§ What you are asked to do: List each line in which the string "hypothesis" appears.

───── Exercise inputs

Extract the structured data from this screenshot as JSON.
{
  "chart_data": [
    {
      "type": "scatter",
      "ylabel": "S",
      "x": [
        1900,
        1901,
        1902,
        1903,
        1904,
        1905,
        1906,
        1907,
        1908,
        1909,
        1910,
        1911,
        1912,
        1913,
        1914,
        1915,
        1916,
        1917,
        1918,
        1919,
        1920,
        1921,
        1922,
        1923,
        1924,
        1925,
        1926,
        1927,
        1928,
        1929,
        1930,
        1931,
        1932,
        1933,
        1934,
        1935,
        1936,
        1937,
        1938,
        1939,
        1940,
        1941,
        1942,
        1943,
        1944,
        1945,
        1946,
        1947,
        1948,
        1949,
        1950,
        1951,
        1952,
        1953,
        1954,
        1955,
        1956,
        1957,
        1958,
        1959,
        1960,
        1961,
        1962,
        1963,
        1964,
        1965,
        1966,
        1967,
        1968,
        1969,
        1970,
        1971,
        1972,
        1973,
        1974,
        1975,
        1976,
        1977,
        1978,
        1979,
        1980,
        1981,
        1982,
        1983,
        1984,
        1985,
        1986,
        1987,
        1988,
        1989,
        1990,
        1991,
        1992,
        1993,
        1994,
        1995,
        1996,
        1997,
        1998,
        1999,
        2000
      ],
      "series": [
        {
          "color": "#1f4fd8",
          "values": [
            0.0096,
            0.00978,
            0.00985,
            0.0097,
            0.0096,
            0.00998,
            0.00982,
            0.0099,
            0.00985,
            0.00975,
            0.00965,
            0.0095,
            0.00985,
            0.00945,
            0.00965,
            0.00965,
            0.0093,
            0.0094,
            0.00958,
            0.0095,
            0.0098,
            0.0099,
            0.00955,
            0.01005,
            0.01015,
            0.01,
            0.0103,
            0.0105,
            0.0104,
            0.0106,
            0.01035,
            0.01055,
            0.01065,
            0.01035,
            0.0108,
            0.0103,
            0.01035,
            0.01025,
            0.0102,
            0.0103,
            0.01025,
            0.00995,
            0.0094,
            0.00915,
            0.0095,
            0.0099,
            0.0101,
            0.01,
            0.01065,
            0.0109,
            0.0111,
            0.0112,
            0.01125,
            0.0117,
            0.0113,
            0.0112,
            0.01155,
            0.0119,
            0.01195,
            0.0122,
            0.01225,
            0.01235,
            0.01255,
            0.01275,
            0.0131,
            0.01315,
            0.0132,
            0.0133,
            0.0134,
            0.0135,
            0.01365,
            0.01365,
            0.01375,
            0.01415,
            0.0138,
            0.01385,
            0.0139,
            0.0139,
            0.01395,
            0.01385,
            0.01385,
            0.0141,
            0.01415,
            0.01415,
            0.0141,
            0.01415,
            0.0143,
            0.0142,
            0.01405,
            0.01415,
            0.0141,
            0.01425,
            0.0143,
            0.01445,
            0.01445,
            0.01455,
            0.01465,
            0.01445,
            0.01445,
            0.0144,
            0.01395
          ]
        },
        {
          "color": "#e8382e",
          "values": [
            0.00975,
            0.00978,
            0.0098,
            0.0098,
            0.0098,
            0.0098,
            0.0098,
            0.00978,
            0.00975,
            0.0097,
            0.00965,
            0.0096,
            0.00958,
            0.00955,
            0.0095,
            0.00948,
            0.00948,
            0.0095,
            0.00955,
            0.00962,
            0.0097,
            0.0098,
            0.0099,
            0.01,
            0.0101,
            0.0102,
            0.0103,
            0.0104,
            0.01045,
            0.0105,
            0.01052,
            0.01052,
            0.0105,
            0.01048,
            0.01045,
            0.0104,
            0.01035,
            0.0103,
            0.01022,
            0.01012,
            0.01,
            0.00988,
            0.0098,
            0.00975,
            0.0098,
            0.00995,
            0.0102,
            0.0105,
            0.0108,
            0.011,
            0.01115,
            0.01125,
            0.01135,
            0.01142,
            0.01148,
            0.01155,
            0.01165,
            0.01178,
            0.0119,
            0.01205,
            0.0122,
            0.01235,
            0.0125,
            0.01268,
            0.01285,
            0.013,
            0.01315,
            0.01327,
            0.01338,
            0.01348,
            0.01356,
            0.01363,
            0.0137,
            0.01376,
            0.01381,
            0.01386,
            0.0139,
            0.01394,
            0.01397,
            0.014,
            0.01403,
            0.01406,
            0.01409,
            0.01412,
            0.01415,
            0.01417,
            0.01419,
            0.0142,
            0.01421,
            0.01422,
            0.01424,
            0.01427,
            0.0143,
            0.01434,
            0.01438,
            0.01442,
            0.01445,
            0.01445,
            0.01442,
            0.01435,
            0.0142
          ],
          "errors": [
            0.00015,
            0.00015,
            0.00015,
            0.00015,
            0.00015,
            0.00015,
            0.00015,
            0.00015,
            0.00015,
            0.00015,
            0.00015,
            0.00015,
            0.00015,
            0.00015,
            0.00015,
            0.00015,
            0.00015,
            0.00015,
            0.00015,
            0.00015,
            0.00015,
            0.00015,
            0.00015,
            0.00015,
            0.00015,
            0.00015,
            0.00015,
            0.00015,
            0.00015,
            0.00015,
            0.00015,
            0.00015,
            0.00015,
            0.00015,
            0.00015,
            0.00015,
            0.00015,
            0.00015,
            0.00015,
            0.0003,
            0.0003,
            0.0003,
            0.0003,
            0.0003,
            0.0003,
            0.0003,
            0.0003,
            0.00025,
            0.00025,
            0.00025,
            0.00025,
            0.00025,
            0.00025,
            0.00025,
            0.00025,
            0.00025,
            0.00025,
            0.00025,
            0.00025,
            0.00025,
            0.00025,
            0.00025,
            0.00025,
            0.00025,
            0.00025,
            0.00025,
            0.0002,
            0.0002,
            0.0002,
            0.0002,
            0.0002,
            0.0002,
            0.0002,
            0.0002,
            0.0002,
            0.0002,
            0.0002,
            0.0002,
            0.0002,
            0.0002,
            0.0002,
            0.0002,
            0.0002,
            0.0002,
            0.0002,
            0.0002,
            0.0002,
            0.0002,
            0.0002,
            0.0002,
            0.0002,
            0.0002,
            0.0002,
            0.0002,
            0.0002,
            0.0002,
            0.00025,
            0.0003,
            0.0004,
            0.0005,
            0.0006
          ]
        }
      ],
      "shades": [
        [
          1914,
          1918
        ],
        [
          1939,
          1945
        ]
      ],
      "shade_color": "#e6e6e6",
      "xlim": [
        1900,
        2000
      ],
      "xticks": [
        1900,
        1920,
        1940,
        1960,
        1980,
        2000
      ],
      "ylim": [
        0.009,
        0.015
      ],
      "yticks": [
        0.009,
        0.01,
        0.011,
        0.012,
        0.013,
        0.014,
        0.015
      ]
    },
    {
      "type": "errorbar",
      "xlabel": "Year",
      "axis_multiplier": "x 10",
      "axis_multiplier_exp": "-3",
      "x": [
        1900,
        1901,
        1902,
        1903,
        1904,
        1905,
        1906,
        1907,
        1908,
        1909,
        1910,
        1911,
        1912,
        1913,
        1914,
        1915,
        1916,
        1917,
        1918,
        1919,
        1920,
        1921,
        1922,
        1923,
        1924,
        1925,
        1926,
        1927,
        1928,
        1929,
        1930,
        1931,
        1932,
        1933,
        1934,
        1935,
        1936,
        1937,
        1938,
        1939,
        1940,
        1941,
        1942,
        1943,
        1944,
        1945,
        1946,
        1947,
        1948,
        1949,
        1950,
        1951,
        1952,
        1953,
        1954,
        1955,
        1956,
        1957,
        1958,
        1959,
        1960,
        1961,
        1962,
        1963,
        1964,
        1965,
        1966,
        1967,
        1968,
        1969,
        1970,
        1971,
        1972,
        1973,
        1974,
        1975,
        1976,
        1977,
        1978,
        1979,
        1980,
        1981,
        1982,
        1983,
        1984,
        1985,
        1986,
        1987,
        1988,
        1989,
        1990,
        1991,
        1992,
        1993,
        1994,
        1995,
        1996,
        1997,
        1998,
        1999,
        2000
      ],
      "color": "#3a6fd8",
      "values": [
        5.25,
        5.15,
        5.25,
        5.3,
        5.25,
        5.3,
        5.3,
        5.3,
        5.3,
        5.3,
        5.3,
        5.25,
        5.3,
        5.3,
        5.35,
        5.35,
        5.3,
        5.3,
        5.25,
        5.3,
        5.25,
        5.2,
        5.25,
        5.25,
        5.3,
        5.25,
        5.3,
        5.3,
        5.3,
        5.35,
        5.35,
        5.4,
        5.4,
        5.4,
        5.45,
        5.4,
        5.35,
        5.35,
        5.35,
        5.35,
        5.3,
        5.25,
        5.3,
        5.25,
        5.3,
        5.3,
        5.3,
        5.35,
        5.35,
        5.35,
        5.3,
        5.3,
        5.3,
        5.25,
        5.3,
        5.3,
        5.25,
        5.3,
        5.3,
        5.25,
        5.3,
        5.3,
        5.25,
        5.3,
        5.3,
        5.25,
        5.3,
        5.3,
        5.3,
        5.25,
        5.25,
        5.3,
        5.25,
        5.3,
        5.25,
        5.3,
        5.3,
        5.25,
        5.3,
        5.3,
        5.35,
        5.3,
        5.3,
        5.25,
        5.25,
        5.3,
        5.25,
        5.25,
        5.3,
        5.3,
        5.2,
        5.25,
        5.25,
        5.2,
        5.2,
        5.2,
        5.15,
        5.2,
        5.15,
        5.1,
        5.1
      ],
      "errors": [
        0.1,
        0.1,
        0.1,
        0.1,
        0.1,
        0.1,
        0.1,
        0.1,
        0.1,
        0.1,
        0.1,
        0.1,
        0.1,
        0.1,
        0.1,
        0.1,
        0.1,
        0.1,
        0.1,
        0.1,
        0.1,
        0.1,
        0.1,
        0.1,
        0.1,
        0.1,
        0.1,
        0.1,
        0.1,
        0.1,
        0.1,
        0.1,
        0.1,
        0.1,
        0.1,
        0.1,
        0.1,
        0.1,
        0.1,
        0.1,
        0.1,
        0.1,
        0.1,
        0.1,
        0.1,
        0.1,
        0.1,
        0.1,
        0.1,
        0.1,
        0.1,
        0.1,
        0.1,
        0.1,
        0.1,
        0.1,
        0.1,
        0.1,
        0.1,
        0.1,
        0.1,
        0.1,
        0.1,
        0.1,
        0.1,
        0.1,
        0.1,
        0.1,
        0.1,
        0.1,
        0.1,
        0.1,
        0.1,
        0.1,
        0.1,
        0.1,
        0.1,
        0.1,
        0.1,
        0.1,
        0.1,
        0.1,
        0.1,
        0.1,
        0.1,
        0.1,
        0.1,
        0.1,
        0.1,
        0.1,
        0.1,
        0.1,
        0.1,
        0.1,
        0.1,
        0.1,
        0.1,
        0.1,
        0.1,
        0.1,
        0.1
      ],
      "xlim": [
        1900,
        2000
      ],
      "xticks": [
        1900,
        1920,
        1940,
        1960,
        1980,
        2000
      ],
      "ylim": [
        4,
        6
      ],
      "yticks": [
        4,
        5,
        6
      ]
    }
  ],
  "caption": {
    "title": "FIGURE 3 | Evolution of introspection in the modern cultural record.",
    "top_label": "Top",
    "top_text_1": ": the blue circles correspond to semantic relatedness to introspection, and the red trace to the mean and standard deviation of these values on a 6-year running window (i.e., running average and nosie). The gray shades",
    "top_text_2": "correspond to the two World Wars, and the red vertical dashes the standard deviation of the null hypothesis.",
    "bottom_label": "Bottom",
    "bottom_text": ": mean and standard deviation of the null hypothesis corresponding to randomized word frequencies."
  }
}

──────────

§ The solution:
    "top_text_2": "correspond to the two World Wars, and the red vertical dashes the standard deviation of the null hypothesis.",
    "bottom_text": ": mean and standard deviation of the null hypothesis corresponding to randomized word frequencies."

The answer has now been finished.